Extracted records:
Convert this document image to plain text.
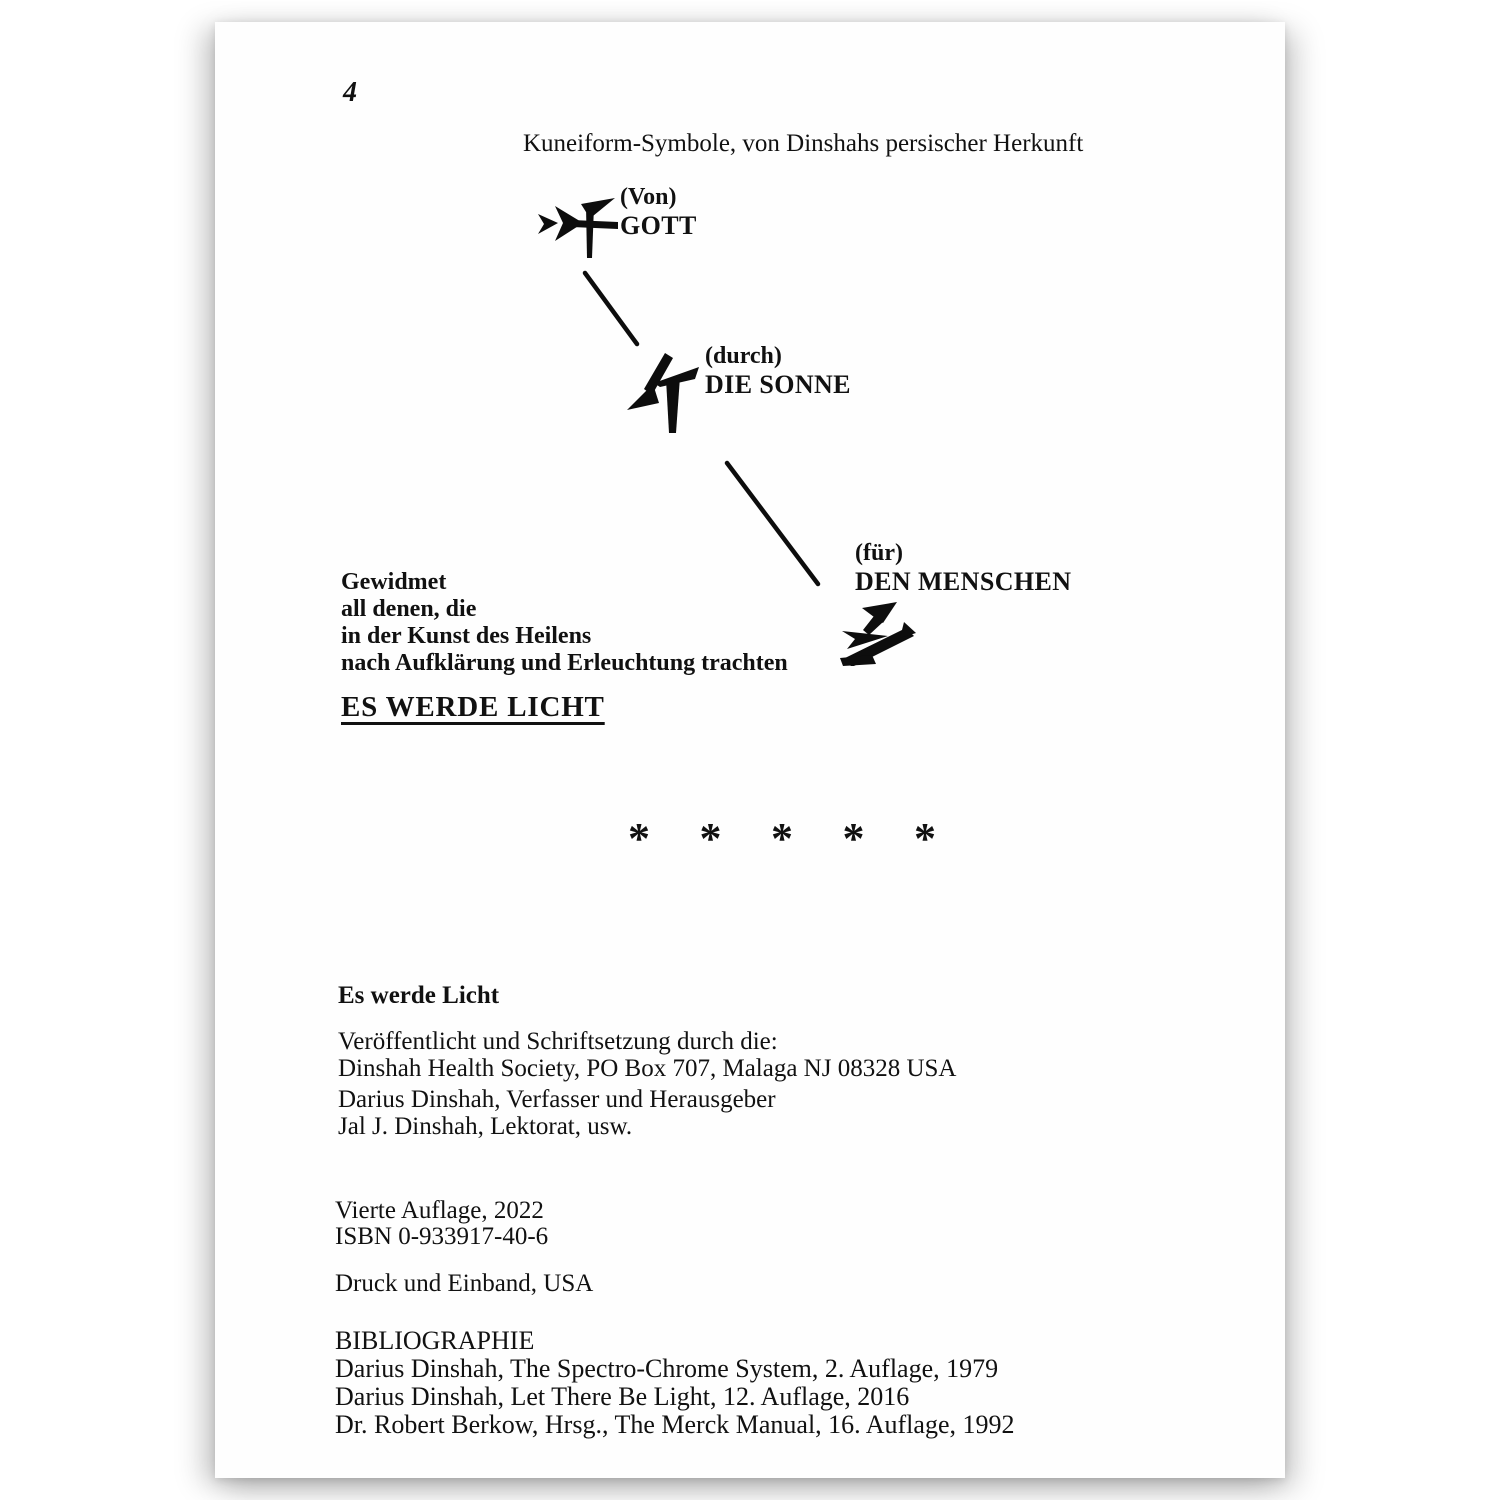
4
Kuneiform-Symbole, von Dinshahs persischer Herkunft
(Von)
GOTT
(durch)
DIE SONNE
(für)
DEN MENSCHEN
Gewidmet
all denen, die
in der Kunst des Heilens
nach Aufklärung und Erleuchtung trachten
ES WERDE LICHT
* * * * *
Es werde Licht
Veröffentlicht und Schriftsetzung durch die:
Dinshah Health Society, PO Box 707, Malaga NJ 08328 USA
Darius Dinshah, Verfasser und Herausgeber
Jal J. Dinshah, Lektorat, usw.
Vierte Auflage, 2022
ISBN 0-933917-40-6
Druck und Einband, USA
BIBLIOGRAPHIE
Darius Dinshah, The Spectro-Chrome System, 2. Auflage, 1979
Darius Dinshah, Let There Be Light, 12. Auflage, 2016
Dr. Robert Berkow, Hrsg., The Merck Manual, 16. Auflage, 1992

Aim: Do not include images; quote all of the entries above exactly.

Expected answer:
Convert this document image to plain text.
4
Kuneiform-Symbole, von Dinshahs persischer Herkunft
(Von)
GOTT
(durch)
DIE SONNE
(für)
DEN MENSCHEN
Gewidmet
all denen, die
in der Kunst des Heilens
nach Aufklärung und Erleuchtung trachten
ES WERDE LICHT
* * * * *
Es werde Licht
Veröffentlicht und Schriftsetzung durch die:
Dinshah Health Society, PO Box 707, Malaga NJ 08328 USA
Darius Dinshah, Verfasser und Herausgeber
Jal J. Dinshah, Lektorat, usw.
Vierte Auflage, 2022
ISBN 0-933917-40-6
Druck und Einband, USA
BIBLIOGRAPHIE
Darius Dinshah, The Spectro-Chrome System, 2. Auflage, 1979
Darius Dinshah, Let There Be Light, 12. Auflage, 2016
Dr. Robert Berkow, Hrsg., The Merck Manual, 16. Auflage, 1992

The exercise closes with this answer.